▶ **Problem requirements**:
Say how many lines contain the string "this". Give no other output.

▶ **Provided entries**:
+===+
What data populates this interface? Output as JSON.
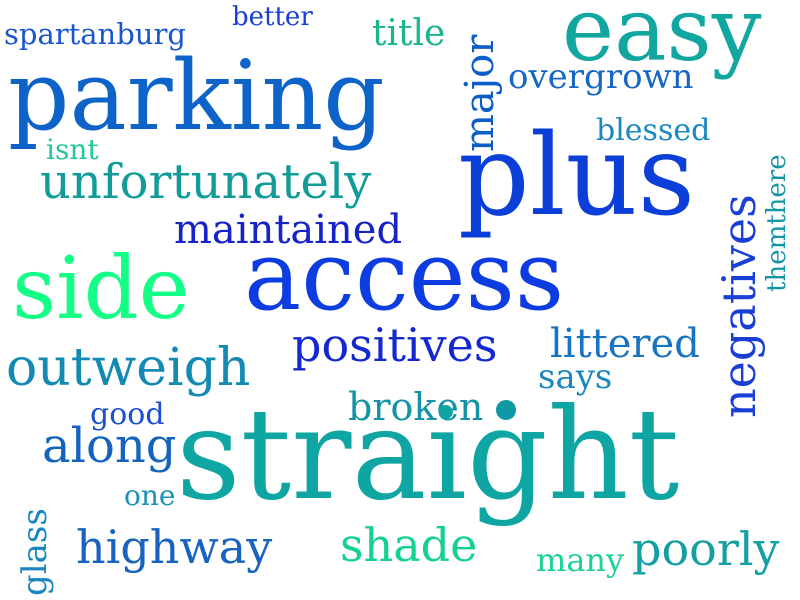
{
  "words": {
    "spartanburg": {
      "text": "spartanburg",
      "color": "#1a56cc"
    },
    "better": {
      "text": "better",
      "color": "#1a3fd6"
    },
    "title": {
      "text": "title",
      "color": "#19b58f"
    },
    "easy": {
      "text": "easy",
      "color": "#11a7a0"
    },
    "parking": {
      "text": "parking",
      "color": "#0e63c9"
    },
    "major": {
      "text": "major",
      "color": "#0b5ec8"
    },
    "overgrown": {
      "text": "overgrown",
      "color": "#1667c4"
    },
    "isnt": {
      "text": "isnt",
      "color": "#22c79a"
    },
    "blessed": {
      "text": "blessed",
      "color": "#1a87be"
    },
    "unfortunately": {
      "text": "unfortunately",
      "color": "#119c9a"
    },
    "plus": {
      "text": "plus",
      "color": "#0b3fd8"
    },
    "negatives": {
      "text": "negatives",
      "color": "#1a3fd6"
    },
    "themthere": {
      "text": "themthere",
      "color": "#1296a4"
    },
    "maintained": {
      "text": "maintained",
      "color": "#1722c7"
    },
    "side": {
      "text": "side",
      "color": "#14ff86"
    },
    "access": {
      "text": "access",
      "color": "#0d3ce0"
    },
    "outweigh": {
      "text": "outweigh",
      "color": "#128ab4"
    },
    "positives": {
      "text": "positives",
      "color": "#1428cf"
    },
    "littered": {
      "text": "littered",
      "color": "#1873c0"
    },
    "says": {
      "text": "says",
      "color": "#1a88bb"
    },
    "broken": {
      "text": "broken",
      "color": "#1492a6"
    },
    "good": {
      "text": "good",
      "color": "#1a4fd0"
    },
    "along": {
      "text": "along",
      "color": "#1464bd"
    },
    "straight": {
      "text": "straight",
      "color": "#0ea5a3"
    },
    "one": {
      "text": "one",
      "color": "#1b93b6"
    },
    "glass": {
      "text": "glass",
      "color": "#1a86c0"
    },
    "highway": {
      "text": "highway",
      "color": "#1763bf"
    },
    "shade": {
      "text": "shade",
      "color": "#15d18f"
    },
    "many": {
      "text": "many",
      "color": "#1ad29a"
    },
    "poorly": {
      "text": "poorly",
      "color": "#149fa3"
    }
  },
  "dot_color": "#0e9aa4"
}
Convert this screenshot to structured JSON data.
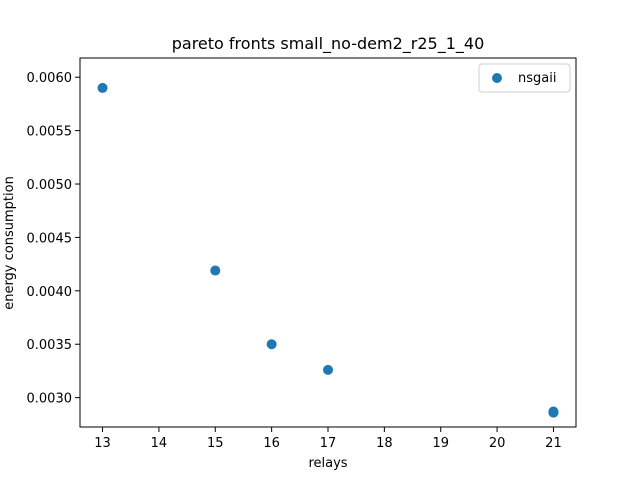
+===+
▶ **Finished task**:
2